— BEGIN Exercise data —

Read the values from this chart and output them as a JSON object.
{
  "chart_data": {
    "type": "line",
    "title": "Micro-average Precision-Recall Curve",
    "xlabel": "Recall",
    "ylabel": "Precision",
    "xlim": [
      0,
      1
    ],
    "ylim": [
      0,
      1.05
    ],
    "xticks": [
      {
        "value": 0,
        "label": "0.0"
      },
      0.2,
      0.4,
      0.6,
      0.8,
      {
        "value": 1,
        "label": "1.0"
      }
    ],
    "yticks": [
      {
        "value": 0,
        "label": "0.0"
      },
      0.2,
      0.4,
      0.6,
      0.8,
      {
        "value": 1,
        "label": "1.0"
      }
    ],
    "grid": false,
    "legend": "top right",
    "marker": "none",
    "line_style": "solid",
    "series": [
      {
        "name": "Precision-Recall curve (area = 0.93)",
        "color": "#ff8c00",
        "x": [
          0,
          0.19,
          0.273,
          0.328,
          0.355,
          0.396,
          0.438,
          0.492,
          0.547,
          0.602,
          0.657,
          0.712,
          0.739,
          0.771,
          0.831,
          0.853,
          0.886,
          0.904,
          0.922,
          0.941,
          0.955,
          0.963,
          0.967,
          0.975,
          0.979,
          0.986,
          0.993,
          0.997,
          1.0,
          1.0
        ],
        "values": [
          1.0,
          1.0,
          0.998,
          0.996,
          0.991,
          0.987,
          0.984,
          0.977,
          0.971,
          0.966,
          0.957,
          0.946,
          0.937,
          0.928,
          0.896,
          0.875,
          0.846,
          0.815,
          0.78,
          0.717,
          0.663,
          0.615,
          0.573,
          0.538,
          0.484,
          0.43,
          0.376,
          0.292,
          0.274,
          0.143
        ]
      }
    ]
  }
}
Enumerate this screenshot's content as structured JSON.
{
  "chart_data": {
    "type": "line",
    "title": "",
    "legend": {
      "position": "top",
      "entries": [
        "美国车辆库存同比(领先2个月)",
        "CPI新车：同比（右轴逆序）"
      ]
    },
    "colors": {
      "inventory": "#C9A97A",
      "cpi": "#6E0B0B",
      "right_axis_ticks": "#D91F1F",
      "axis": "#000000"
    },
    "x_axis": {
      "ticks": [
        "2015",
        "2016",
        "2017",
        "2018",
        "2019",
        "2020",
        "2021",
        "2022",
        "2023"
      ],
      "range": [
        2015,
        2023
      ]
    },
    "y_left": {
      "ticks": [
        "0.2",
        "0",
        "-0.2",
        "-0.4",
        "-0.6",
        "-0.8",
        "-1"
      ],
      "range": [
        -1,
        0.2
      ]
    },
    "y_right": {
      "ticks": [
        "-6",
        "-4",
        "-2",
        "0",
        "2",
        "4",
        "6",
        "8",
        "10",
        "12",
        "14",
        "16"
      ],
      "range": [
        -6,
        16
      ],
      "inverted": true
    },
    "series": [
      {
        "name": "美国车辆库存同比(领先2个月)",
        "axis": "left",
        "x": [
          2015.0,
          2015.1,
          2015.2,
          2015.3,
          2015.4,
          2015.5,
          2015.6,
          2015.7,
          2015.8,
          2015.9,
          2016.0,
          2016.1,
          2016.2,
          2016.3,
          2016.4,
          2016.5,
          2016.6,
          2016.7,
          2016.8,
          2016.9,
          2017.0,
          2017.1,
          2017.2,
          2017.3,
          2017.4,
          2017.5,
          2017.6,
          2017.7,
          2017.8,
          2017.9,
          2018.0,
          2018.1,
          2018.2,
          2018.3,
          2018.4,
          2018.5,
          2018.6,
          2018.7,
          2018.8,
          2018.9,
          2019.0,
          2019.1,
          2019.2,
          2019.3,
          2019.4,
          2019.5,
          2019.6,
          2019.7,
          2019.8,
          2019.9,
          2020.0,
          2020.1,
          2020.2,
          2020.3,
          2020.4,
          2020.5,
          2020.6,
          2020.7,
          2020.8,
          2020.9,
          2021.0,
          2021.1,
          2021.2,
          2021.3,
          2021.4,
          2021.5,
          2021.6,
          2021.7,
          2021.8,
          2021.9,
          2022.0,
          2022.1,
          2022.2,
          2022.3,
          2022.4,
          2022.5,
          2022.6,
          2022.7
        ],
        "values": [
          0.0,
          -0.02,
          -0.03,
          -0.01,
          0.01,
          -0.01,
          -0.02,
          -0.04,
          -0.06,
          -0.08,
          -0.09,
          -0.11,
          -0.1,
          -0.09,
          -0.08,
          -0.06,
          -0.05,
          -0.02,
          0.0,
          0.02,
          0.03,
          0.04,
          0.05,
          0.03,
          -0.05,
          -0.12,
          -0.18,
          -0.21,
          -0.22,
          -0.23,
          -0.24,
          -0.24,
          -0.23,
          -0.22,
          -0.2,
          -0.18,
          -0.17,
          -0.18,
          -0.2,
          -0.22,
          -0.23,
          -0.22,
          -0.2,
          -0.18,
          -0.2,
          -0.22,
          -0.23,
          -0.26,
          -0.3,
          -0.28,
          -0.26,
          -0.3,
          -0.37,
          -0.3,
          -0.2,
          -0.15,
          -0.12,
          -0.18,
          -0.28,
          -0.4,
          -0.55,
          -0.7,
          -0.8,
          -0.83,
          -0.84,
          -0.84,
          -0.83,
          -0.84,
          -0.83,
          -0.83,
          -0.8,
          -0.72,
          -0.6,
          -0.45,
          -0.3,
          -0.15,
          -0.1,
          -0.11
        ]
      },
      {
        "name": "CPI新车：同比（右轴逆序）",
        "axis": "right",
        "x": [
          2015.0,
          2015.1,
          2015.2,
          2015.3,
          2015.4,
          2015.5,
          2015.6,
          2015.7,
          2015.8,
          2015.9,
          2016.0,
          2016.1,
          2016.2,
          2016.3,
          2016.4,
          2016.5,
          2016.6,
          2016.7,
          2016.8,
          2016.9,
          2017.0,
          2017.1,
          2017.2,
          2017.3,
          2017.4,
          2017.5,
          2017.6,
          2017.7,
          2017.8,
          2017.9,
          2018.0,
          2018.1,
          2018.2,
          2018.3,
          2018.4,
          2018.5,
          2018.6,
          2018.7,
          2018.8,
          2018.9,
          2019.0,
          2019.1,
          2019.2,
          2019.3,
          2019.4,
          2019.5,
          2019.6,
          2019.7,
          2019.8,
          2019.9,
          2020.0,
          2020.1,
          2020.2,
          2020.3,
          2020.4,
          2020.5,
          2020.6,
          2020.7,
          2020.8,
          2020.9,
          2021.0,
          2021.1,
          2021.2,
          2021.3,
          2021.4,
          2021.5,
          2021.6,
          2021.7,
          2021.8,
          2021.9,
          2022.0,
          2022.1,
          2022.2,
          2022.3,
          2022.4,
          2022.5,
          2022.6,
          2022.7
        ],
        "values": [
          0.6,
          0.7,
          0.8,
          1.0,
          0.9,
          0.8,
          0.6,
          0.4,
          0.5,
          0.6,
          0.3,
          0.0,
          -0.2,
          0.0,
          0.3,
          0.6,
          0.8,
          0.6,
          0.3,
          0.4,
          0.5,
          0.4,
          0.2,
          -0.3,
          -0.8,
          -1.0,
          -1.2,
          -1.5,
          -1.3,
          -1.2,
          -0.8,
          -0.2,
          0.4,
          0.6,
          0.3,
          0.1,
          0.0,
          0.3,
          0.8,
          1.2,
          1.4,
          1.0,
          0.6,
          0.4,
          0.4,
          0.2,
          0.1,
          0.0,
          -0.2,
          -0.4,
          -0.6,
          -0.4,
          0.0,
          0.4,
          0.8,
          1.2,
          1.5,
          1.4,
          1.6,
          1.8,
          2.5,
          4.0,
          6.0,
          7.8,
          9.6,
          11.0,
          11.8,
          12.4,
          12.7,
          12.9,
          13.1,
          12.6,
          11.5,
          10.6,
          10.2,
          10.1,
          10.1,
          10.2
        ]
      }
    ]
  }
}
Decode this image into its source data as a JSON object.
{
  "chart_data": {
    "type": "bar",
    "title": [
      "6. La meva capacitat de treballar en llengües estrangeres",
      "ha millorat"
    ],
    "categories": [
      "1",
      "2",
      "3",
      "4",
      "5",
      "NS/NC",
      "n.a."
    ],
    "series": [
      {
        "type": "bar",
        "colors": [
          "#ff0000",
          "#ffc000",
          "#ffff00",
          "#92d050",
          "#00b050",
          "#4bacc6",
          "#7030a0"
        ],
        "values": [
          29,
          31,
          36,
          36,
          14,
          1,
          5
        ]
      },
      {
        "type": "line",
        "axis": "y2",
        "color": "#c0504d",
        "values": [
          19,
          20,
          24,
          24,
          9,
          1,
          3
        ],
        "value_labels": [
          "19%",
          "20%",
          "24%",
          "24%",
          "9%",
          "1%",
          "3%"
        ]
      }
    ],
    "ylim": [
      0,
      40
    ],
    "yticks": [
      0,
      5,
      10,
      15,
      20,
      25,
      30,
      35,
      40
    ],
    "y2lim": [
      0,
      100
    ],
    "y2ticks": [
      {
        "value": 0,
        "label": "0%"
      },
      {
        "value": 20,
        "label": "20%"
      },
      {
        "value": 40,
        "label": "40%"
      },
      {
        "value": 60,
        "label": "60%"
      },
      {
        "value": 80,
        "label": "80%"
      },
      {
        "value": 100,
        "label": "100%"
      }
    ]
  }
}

— END Exercise data —

# [To be done]
Extract all lines from the data in which "object" is found.

# [Response]
Read the values from this chart and output them as a JSON object.
Decode this image into its source data as a JSON object.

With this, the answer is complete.